> **Check your understanding**
• 1. From the feature, list every sentence that contains the word "Philistines".
• 2. Edit the feature's text between "Posted on 25-Aug-2014" and "deciding the war.", inclusive, so that "squabbling" becomes "quarreling".

> **Text under study**
+--
Feature: The Not-So-Miracle

Posted on 25-Aug-2014

Special feature by Corporal Nathan Chan of 10th Kuala Lumpur Company

Many problems were met along the way, but with God’s help, 10th KL’s awards day is over. Problems, however, are not over. Every once in a while, one of extreme difficulty, whether concerning the details of an event or the stubbornness of a fellow brigadier, comes our way.

The Israelites and the Philistines were like squabbling children. They fought against each other on more than 7 different occasions. On one such occasion, the two armies were perched on opposite sides of the Valley of Elah, a critical location, capable of deciding the war.

The Philistines occupied one hill and the Israelites another, with the valley between them. - 1 Samuel 17:3 

However, neither side could make a move without first rushing down the valley and then fighting an uphill battle on the other side. So, the Philistines decided to take matters into their own hands. Sending their champion down, one of the most well-known battles recorded in the Bible began.
+--
> **Information**
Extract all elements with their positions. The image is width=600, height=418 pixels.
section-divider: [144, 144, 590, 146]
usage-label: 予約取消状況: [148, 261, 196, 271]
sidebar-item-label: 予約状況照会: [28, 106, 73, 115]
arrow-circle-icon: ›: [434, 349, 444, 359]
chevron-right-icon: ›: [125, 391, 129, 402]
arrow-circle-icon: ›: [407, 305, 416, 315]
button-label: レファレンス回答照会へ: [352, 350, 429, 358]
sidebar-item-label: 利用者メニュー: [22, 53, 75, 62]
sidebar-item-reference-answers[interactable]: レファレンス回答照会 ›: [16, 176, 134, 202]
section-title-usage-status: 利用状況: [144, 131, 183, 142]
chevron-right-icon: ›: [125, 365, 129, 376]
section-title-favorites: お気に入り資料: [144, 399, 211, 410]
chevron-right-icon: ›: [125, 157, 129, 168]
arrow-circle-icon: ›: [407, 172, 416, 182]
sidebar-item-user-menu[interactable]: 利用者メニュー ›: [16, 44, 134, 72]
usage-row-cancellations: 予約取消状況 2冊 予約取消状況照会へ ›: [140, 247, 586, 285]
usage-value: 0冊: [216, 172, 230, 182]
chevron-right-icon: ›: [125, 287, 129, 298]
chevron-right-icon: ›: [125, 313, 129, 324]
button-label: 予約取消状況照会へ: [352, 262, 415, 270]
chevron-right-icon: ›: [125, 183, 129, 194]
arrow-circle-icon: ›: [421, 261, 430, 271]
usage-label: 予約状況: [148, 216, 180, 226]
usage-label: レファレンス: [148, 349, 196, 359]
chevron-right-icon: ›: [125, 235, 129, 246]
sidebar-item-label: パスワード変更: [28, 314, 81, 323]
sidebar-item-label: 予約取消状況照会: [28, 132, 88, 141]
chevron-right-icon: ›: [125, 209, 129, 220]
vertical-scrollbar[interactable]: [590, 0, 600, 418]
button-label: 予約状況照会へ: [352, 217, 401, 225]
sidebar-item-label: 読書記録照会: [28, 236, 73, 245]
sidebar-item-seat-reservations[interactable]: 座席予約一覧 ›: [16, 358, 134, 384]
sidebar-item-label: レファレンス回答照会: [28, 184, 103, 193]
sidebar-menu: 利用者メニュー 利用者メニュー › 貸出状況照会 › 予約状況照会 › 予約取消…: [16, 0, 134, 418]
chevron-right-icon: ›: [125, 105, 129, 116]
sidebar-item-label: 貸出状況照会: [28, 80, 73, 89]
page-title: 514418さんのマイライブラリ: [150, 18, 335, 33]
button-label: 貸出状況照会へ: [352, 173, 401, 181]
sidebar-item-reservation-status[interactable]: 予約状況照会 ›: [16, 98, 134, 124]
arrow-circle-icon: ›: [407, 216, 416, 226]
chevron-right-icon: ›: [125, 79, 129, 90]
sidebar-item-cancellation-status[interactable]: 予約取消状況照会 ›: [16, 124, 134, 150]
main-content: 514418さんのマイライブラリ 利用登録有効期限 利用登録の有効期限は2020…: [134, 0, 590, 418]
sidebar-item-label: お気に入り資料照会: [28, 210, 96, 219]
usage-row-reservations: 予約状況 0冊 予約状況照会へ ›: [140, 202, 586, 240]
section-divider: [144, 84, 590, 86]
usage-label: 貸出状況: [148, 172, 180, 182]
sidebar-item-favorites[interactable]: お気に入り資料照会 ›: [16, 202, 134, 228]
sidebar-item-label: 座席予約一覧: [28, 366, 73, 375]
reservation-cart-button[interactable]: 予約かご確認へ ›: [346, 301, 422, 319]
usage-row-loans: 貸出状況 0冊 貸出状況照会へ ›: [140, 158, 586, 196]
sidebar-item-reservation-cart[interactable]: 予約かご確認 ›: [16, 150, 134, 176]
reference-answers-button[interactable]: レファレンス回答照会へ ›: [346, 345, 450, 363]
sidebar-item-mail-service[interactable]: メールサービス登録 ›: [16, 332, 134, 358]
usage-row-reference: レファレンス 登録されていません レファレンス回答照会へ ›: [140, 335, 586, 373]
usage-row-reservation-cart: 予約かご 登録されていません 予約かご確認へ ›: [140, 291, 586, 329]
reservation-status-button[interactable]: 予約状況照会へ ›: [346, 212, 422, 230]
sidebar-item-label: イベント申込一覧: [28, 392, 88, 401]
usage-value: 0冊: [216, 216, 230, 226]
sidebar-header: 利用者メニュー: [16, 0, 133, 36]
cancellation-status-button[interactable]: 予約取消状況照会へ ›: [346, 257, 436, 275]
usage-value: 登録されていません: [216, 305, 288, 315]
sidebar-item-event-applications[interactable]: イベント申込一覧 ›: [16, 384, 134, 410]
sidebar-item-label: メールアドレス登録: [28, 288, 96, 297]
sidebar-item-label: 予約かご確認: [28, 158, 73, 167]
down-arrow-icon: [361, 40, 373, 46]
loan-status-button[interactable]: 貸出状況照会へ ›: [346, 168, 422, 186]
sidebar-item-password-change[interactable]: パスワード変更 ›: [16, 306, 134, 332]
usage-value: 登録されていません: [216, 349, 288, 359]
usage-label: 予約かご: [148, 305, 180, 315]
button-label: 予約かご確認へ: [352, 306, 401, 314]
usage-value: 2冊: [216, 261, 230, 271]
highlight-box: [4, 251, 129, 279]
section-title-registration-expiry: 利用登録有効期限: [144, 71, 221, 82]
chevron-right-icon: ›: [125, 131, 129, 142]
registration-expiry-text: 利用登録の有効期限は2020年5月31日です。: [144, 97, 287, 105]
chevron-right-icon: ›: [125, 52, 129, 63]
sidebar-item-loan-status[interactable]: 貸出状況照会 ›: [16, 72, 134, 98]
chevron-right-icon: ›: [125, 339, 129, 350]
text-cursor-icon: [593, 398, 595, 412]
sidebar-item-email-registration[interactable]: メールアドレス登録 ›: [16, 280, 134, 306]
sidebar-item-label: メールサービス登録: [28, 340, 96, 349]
+--
> **Answers**
• 1.
- The Israelites and the Philistines were like squabbling children.
- The Philistines occupied one hill and the Israelites another, with the valley between them.
- So, the Philistines decided to take matters into their own hands.

• 2.
Posted on 25-Aug-2014

Special feature by Corporal Nathan Chan of 10th Kuala Lumpur Company

Many problems were met along the way, but with God’s help, 10th KL’s awards day is over. Problems, however, are not over. Every once in a while, one of extreme difficulty, whether concerning the details of an event or the stubbornness of a fellow brigadier, comes our way.

The Israelites and the Philistines were like quarreling children. They fought against each other on more than 7 different occasions. On one such occasion, the two armies were perched on opposite sides of the Valley of Elah, a critical location, capable of deciding the war.